What this task involves:
From the listing below, count the lines where the string "three" occurs. Give the number, with no other words.

------

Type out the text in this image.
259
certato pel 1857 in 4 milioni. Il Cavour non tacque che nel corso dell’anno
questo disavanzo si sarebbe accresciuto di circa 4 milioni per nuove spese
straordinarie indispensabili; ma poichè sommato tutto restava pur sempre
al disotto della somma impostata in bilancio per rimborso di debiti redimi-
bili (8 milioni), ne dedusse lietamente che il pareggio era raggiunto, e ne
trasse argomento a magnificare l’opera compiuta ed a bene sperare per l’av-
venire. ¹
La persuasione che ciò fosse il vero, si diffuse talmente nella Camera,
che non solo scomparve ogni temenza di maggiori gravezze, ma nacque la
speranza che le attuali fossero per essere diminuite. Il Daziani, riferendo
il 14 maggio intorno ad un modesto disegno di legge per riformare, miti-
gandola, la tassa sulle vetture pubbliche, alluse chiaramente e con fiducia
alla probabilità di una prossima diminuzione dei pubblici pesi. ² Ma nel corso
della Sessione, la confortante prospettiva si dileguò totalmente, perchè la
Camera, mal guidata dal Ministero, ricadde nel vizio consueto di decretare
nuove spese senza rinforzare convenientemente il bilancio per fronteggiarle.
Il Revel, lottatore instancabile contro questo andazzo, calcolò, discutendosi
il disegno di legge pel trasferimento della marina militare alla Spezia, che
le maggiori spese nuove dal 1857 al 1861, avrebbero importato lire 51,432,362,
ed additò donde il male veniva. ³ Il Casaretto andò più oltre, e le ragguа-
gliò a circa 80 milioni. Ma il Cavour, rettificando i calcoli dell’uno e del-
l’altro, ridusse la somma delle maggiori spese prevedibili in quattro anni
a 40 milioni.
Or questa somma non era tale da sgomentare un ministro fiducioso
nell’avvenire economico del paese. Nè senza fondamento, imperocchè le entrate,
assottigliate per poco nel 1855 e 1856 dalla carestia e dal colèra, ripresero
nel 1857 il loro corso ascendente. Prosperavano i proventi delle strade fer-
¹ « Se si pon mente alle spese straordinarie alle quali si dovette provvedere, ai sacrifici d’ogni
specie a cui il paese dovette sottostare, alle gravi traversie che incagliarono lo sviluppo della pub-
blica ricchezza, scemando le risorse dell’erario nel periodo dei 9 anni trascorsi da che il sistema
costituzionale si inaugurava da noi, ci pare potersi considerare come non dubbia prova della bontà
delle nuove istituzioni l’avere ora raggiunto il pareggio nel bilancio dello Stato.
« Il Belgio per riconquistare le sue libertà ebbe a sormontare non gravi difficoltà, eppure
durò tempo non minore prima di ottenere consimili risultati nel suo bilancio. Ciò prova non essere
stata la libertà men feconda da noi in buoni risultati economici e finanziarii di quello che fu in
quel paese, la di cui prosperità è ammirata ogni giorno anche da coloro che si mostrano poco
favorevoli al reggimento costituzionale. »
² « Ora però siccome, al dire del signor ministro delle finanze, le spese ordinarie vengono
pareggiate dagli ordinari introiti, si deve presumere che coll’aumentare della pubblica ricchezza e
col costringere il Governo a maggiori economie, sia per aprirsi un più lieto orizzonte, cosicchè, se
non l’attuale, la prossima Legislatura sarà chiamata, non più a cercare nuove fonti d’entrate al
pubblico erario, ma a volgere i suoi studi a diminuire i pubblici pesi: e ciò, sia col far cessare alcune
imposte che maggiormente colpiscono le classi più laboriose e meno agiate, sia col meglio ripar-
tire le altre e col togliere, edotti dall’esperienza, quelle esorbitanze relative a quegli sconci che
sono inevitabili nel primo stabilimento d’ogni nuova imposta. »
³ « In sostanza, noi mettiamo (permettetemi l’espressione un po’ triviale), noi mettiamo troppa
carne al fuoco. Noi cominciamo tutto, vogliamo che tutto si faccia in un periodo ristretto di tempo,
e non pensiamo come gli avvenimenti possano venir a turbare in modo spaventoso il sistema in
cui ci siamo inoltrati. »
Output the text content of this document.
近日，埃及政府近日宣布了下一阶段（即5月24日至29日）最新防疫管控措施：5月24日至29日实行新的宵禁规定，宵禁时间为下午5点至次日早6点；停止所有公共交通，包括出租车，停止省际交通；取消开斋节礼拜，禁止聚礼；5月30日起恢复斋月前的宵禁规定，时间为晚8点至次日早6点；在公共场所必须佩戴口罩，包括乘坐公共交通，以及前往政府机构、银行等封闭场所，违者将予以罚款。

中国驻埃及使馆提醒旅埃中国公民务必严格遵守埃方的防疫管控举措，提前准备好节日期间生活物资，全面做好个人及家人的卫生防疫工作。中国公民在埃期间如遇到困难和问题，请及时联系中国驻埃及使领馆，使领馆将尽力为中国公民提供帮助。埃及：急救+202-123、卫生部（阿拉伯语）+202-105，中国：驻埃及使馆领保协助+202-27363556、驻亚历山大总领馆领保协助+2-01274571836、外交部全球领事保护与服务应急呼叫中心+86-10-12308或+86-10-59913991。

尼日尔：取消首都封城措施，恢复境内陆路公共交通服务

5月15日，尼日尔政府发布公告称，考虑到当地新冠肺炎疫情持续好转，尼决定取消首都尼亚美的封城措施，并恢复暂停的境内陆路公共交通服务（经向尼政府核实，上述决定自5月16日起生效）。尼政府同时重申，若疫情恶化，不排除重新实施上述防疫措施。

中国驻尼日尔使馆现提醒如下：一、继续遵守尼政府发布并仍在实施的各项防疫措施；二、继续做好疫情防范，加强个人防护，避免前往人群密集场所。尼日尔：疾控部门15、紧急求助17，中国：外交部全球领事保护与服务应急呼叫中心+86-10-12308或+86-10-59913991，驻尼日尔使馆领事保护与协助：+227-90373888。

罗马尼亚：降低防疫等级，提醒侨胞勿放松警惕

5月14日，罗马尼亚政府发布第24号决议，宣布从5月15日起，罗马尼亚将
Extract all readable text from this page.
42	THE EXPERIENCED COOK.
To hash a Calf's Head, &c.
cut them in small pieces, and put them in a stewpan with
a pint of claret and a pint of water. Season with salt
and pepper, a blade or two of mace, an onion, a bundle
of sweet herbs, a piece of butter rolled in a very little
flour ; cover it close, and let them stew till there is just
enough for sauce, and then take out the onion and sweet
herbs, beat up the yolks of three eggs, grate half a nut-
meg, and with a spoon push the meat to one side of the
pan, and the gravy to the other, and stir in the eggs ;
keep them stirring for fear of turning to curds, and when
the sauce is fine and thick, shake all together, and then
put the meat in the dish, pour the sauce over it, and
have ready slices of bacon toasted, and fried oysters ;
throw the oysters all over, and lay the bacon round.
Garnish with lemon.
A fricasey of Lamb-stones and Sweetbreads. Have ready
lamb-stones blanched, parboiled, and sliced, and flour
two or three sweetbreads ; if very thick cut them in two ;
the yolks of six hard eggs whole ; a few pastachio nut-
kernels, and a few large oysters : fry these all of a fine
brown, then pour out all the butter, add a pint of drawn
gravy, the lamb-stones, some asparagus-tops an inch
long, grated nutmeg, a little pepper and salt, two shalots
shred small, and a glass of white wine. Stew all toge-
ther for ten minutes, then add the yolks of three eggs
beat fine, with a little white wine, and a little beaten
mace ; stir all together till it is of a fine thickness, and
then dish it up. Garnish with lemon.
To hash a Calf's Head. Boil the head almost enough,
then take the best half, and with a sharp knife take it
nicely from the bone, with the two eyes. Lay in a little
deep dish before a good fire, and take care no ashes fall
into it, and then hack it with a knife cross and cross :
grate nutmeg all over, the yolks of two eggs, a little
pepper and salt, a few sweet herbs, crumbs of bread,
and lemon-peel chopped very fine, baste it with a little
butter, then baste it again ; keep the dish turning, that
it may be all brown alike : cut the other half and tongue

------

Task response:
3